◆ **Stored items**
· · ·
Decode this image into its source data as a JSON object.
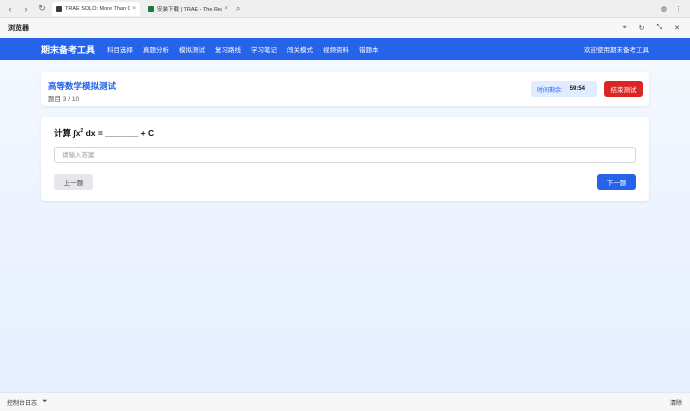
{
  "browser": {
    "tabs": [
      {
        "title": "TRAE SOLO: More Than Co",
        "favicon_color": "#3a3a3a"
      },
      {
        "title": "安装下载 | TRAE - The Real AI En",
        "favicon_color": "#1f7a3a"
      }
    ],
    "app_title": "浏览器"
  },
  "site": {
    "brand": "期末备考工具",
    "nav": [
      "科目选择",
      "真题分析",
      "模拟测试",
      "复习路线",
      "学习笔记",
      "闯关模式",
      "视频资料",
      "错题本"
    ],
    "welcome": "欢迎使用期末备考工具"
  },
  "exam": {
    "title": "高等数学模拟测试",
    "progress": "题目 3 / 10",
    "timer_label": "时间剩余:",
    "timer_value": "59:54",
    "end_label": "结束测试"
  },
  "question": {
    "prefix": "计算 ∫x",
    "sup": "2",
    "suffix": " dx = _______ + C",
    "answer_placeholder": "请输入答案",
    "answer_value": "",
    "prev_label": "上一题",
    "next_label": "下一题"
  },
  "statusbar": {
    "console_label": "控制台日志",
    "clear_label": "清除"
  },
  "colors": {
    "primary": "#2563eb",
    "danger": "#dc2626"
  }
}
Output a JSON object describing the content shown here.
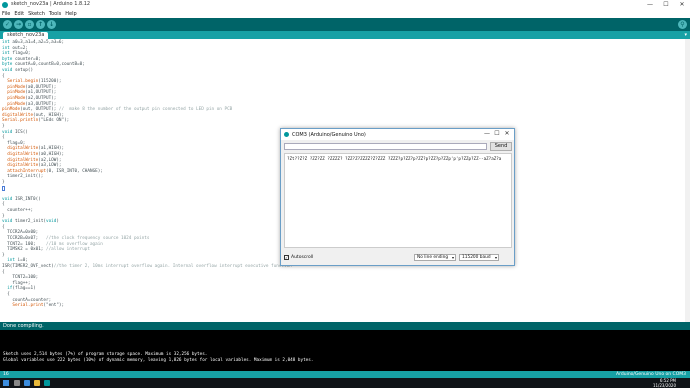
{
  "window": {
    "title": "sketch_nov23a | Arduino 1.8.12",
    "controls": [
      "—",
      "☐",
      "✕"
    ]
  },
  "menu": [
    "File",
    "Edit",
    "Sketch",
    "Tools",
    "Help"
  ],
  "toolbar": {
    "buttons": [
      {
        "icon": "verify-icon",
        "glyph": "✓"
      },
      {
        "icon": "upload-icon",
        "glyph": "→"
      },
      {
        "icon": "new-icon",
        "glyph": "▫"
      },
      {
        "icon": "open-icon",
        "glyph": "↑"
      },
      {
        "icon": "save-icon",
        "glyph": "↓"
      }
    ],
    "serial_monitor_glyph": "⚲"
  },
  "tab": {
    "label": "sketch_nov23a",
    "menu_glyph": "▾"
  },
  "code": [
    "int a0=3,a1=4,a2=5,a3=6;",
    "int out=2;",
    "int flag=0;",
    "byte counter=0;",
    "byte countA=0,countB=0,countB=0;",
    "void setup()",
    "{",
    "  Serial.begin(115200);",
    "  pinMode(a0,OUTPUT);",
    "  pinMode(a1,OUTPUT);",
    "  pinMode(a2,OUTPUT);",
    "  pinMode(a3,OUTPUT);",
    "pinMode(out, OUTPUT); //  make 8 the number of the output pin connected to LED pin on PCB",
    "digitalWrite(out, HIGH);",
    "Serial.println(\"LEds ON\");",
    "}",
    "void ICS()",
    "{",
    "  flag=0;",
    "  digitalWrite(a1,HIGH);",
    "  digitalWrite(a0,HIGH);",
    "  digitalWrite(a2,LOW);",
    "  digitalWrite(a3,LOW);",
    "  attachInterrupt(0, ISR_INT0, CHANGE);",
    "  timer2_init();",
    "}",
    "",
    "",
    "void ISR_INT0()",
    "{",
    "  counter++;",
    "}",
    "void timer2_init(void)",
    "{",
    "  TCCR2A=0x00;",
    "  TCCR2B=0x07;   //the clock frequency source 1024 points",
    "  TCNT2= 100;    //10 ms overflow again",
    "  TIMSK2 = 0x01; //allow interrupt",
    "}",
    "  int i=0;",
    "ISR(TIMER2_OVF_vect)//the timer 2, 10ms interrupt overflow again. Internal overflow interrupt executive function",
    "{",
    "    TCNT2=100;",
    "    flag++;",
    "  if(flag==1)",
    "  {",
    "    countA=counter;",
    "    Serial.print(\"ent\");"
  ],
  "status": "Done compiling.",
  "console": [
    "Sketch uses 2,514 bytes (7%) of program storage space. Maximum is 32,256 bytes.",
    "Global variables use 222 bytes (10%) of dynamic memory, leaving 1,826 bytes for local variables. Maximum is 2,048 bytes."
  ],
  "footer": {
    "line": "16",
    "board": "Arduino/Genuino Uno on COM3"
  },
  "serial_monitor": {
    "title": "COM3 (Arduino/Genuino Uno)",
    "send_label": "Send",
    "output": "?Zt??Z?Z  ?ZZ?ZZ  ?ZZZZ?  ?ZZ?Z?ZZZZ?Z?ZZZ  ?ZZZ?p?ZZ?p?ZZ?p?ZZ?p?ZZp'p'p?ZZp?ZZ--aZ?aZ?a",
    "autoscroll_label": "Autoscroll",
    "line_ending": "No line ending",
    "baud": "115200 baud"
  },
  "taskbar": {
    "time": "6:52 PM",
    "date": "11/23/2020"
  }
}
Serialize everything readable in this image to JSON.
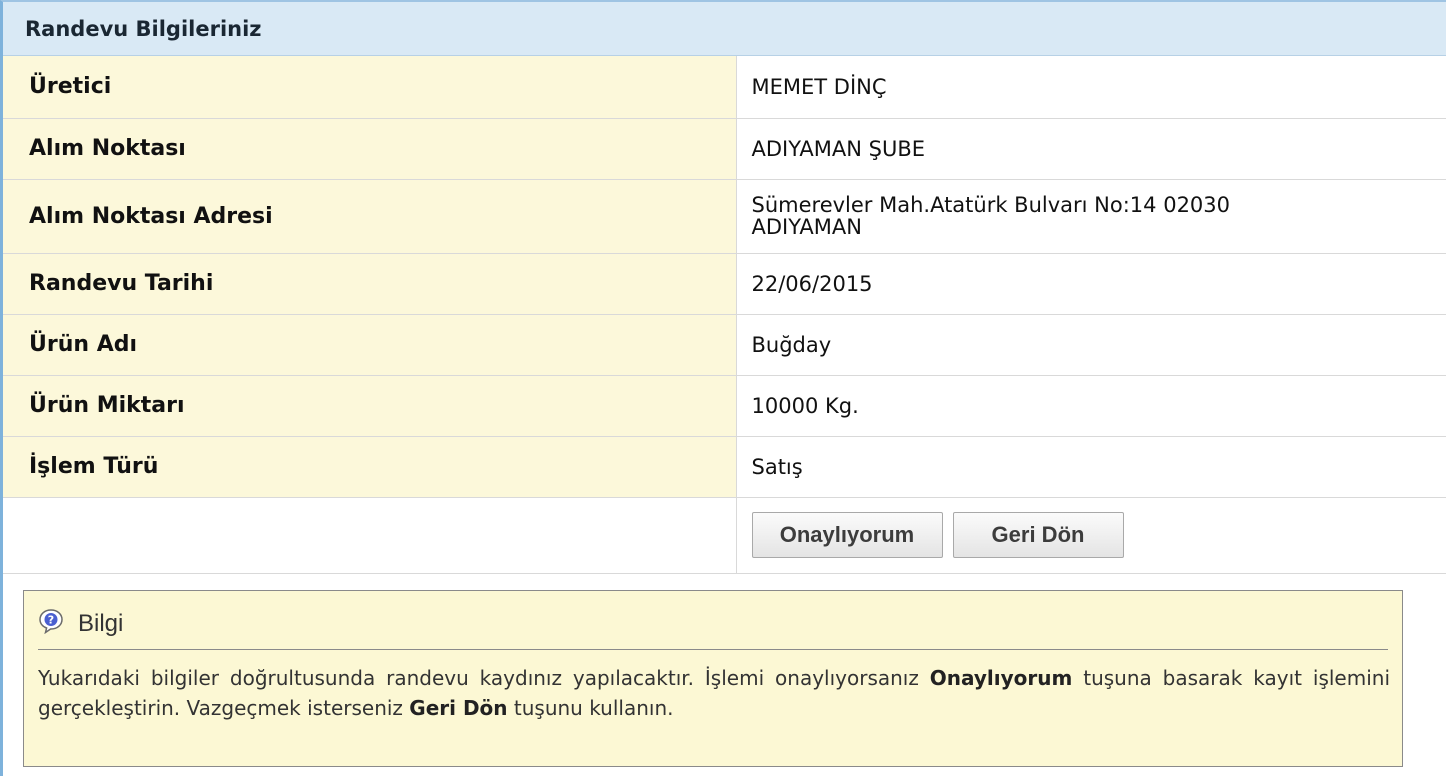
{
  "panel": {
    "title": "Randevu Bilgileriniz"
  },
  "rows": [
    {
      "label": "Üretici",
      "value": "MEMET DİNÇ"
    },
    {
      "label": "Alım Noktası",
      "value": "ADIYAMAN ŞUBE"
    },
    {
      "label": "Alım Noktası Adresi",
      "value_line1": "Sümerevler Mah.Atatürk Bulvarı No:14 02030",
      "value_line2": "ADIYAMAN"
    },
    {
      "label": "Randevu Tarihi",
      "value": "22/06/2015"
    },
    {
      "label": "Ürün Adı",
      "value": "Buğday"
    },
    {
      "label": "Ürün Miktarı",
      "value": "10000 Kg."
    },
    {
      "label": "İşlem Türü",
      "value": "Satış"
    }
  ],
  "buttons": {
    "approve_label": "Onaylıyorum",
    "back_label": "Geri Dön"
  },
  "info_box": {
    "icon": "help-icon",
    "title": "Bilgi",
    "text_part1": "Yukarıdaki bilgiler doğrultusunda randevu kaydınız yapılacaktır. İşlemi onaylıyorsanız ",
    "bold1": "Onaylıyorum",
    "text_part2": " tuşuna basarak kayıt işlemini gerçekleştirin. Vazgeçmek isterseniz ",
    "bold2": "Geri Dön",
    "text_part3": " tuşunu kullanın."
  },
  "colors": {
    "header_bg": "#d9e9f5",
    "label_bg": "#fcf8da",
    "info_bg": "#fcf8d4",
    "border_accent": "#7eb2db"
  }
}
· · ·
◆ **WHAT YOU SHOULD DO**
List the lines of the records where "Noktası" occurs.

◆ **RESULT**
      "label": "Alım Noktası",
      "label": "Alım Noktası Adresi",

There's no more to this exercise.